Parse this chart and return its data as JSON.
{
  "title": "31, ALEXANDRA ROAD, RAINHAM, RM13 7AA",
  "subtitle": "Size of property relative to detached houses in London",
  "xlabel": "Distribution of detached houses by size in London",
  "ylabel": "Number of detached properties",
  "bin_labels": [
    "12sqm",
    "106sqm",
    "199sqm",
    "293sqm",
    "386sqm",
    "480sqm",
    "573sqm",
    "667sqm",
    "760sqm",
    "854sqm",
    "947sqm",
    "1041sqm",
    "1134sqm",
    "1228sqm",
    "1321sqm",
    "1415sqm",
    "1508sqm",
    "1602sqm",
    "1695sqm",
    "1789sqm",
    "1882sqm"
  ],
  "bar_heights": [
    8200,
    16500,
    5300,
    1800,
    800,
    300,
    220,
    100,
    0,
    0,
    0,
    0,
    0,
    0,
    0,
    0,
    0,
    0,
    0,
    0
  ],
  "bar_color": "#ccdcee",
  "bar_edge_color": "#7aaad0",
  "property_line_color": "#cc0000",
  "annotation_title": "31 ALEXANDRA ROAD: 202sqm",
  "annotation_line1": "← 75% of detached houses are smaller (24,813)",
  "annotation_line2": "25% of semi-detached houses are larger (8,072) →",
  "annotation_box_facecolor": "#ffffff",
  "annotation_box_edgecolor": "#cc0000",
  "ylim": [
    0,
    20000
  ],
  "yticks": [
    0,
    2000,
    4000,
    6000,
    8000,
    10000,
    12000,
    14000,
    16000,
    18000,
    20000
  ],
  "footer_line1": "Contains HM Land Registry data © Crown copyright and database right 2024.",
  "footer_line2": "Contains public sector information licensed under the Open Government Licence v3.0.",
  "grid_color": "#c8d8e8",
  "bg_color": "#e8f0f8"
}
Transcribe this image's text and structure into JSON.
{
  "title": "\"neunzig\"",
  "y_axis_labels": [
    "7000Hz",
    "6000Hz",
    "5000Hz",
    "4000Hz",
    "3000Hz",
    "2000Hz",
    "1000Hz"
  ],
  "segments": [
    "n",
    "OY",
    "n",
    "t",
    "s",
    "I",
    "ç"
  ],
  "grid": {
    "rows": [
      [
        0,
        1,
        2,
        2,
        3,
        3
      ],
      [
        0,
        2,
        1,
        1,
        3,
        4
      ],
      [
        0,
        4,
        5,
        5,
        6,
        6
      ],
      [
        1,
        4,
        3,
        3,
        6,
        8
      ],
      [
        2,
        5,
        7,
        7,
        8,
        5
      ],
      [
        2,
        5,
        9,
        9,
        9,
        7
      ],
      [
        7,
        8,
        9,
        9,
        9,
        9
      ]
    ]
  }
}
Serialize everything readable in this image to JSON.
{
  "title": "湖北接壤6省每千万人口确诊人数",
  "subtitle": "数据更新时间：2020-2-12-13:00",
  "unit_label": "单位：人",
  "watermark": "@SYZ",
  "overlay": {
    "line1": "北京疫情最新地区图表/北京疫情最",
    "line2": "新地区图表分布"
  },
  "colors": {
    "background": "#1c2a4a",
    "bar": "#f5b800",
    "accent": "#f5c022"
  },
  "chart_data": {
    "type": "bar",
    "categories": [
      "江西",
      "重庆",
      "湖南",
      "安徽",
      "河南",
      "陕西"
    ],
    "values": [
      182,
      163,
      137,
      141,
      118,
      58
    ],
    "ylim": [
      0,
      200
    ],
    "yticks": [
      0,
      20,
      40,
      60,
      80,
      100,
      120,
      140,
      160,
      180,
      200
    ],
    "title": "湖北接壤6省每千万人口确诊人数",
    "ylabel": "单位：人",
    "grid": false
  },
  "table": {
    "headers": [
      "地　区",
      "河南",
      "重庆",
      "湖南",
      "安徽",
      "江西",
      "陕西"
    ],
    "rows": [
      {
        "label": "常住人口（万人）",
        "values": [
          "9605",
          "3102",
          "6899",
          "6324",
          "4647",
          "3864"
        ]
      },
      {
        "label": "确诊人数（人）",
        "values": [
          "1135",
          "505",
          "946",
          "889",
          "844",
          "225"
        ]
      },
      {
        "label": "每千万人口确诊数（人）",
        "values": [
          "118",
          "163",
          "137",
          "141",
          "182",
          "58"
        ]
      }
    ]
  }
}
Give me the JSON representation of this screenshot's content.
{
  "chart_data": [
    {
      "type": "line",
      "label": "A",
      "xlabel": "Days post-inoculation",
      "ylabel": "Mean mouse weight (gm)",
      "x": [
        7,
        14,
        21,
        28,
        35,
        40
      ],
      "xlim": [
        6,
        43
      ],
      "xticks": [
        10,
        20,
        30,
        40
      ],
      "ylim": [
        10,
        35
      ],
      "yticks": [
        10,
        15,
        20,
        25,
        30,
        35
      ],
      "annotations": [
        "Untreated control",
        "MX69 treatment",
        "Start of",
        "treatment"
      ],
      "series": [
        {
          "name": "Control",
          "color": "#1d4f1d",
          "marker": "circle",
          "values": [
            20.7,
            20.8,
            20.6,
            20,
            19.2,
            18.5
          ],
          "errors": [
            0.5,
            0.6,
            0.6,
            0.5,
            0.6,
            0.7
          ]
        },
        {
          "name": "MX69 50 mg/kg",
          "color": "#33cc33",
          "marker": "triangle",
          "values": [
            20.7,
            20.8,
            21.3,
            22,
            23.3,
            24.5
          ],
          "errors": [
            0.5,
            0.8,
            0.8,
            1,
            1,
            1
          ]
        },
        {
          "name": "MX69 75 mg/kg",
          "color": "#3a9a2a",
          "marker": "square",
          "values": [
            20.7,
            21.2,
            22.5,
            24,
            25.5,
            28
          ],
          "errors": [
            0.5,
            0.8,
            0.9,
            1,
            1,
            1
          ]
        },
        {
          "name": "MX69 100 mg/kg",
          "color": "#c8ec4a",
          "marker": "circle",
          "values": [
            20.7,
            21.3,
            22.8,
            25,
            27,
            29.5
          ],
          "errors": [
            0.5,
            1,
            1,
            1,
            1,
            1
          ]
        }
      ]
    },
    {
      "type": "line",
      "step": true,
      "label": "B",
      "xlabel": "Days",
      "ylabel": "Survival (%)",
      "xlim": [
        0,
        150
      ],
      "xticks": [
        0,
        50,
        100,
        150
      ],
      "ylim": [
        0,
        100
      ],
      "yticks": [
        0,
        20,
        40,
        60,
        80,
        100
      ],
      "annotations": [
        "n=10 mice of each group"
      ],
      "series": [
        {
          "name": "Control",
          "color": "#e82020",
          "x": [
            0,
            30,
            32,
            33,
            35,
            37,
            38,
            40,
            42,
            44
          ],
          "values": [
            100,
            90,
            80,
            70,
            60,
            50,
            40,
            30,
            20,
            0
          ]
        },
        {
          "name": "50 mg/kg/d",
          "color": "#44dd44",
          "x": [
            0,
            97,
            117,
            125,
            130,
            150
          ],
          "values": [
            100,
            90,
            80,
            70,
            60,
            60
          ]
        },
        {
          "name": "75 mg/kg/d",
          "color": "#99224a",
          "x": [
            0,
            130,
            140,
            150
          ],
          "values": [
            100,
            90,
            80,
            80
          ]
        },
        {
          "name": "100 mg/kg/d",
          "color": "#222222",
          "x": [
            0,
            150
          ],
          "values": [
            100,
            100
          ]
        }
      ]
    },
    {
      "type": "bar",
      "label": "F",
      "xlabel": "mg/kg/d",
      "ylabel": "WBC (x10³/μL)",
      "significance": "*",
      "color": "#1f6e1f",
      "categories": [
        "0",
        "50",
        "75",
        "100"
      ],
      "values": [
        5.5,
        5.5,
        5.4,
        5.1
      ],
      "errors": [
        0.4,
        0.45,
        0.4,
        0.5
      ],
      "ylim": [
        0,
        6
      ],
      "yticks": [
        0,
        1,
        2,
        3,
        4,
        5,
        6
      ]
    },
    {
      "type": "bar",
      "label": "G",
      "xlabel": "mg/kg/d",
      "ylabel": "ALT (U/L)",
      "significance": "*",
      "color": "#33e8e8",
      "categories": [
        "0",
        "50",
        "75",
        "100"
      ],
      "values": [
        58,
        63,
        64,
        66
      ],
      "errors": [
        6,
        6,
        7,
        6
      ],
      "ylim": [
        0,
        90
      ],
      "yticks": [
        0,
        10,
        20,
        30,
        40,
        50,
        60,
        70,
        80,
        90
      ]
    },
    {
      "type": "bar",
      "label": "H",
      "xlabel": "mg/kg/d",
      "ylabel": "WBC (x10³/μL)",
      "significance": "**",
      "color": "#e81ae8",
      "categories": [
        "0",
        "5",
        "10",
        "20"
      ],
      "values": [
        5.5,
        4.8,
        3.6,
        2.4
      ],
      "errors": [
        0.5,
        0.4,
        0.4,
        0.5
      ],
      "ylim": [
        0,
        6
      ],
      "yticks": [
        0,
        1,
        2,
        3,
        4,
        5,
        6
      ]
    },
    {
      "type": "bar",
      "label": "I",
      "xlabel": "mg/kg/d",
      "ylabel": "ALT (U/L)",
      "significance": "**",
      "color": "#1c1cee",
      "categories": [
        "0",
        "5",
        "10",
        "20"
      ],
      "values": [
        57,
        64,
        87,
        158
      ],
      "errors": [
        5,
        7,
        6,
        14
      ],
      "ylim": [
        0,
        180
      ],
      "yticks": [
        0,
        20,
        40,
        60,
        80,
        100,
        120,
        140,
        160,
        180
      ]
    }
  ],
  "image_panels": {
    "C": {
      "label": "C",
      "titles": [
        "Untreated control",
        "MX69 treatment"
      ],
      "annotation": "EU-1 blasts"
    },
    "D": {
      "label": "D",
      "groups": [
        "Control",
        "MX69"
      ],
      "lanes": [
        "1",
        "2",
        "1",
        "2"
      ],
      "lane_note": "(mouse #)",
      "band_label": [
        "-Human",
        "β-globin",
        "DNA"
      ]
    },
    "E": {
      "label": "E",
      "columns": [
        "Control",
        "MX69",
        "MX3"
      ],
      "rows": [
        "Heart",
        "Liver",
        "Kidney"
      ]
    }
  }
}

- - -

Brief →
Across the records, how many lines contain "this"? Only the number should be given.

Worked answer →
4